Reproduce every entry exactly as shown.
--- Start ---
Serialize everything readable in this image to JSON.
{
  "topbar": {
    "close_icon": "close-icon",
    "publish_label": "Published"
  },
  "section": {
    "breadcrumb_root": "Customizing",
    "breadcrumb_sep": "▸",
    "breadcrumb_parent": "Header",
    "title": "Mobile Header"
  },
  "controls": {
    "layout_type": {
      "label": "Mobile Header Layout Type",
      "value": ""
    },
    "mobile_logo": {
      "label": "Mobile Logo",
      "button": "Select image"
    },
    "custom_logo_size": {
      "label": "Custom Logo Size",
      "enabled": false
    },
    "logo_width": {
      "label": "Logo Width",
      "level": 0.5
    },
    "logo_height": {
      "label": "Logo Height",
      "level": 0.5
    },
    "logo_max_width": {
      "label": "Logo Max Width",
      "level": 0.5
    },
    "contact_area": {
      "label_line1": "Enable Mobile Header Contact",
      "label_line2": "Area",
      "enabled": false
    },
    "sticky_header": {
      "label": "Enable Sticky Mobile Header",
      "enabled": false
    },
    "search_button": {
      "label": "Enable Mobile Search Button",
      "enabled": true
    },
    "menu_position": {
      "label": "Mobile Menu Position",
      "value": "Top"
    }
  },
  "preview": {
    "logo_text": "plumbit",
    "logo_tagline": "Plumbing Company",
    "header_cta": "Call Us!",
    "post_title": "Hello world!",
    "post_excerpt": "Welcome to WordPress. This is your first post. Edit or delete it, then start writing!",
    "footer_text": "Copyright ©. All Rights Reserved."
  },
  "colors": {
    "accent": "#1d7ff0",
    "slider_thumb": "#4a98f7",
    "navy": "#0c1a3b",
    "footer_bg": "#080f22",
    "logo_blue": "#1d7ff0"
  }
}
--- End ---
THE RESULT:
Serialize everything readable in this image to JSON.
{
  "topbar": {
    "close_icon": "close-icon",
    "publish_label": "Published"
  },
  "section": {
    "breadcrumb_root": "Customizing",
    "breadcrumb_sep": "▸",
    "breadcrumb_parent": "Header",
    "title": "Mobile Header"
  },
  "controls": {
    "layout_type": {
      "label": "Mobile Header Layout Type",
      "value": ""
    },
    "mobile_logo": {
      "label": "Mobile Logo",
      "button": "Select image"
    },
    "custom_logo_size": {
      "label": "Custom Logo Size",
      "enabled": false
    },
    "logo_width": {
      "label": "Logo Width",
      "level": 0.5
    },
    "logo_height": {
      "label": "Logo Height",
      "level": 0.5
    },
    "logo_max_width": {
      "label": "Logo Max Width",
      "level": 0.5
    },
    "contact_area": {
      "label_line1": "Enable Mobile Header Contact",
      "label_line2": "Area",
      "enabled": false
    },
    "sticky_header": {
      "label": "Enable Sticky Mobile Header",
      "enabled": false
    },
    "search_button": {
      "label": "Enable Mobile Search Button",
      "enabled": true
    },
    "menu_position": {
      "label": "Mobile Menu Position",
      "value": "Top"
    }
  },
  "preview": {
    "logo_text": "plumbit",
    "logo_tagline": "Plumbing Company",
    "header_cta": "Call Us!",
    "post_title": "Hello world!",
    "post_excerpt": "Welcome to WordPress. This is your first post. Edit or delete it, then start writing!",
    "footer_text": "Copyright ©. All Rights Reserved."
  },
  "colors": {
    "accent": "#1d7ff0",
    "slider_thumb": "#4a98f7",
    "navy": "#0c1a3b",
    "footer_bg": "#080f22",
    "logo_blue": "#1d7ff0"
  }
}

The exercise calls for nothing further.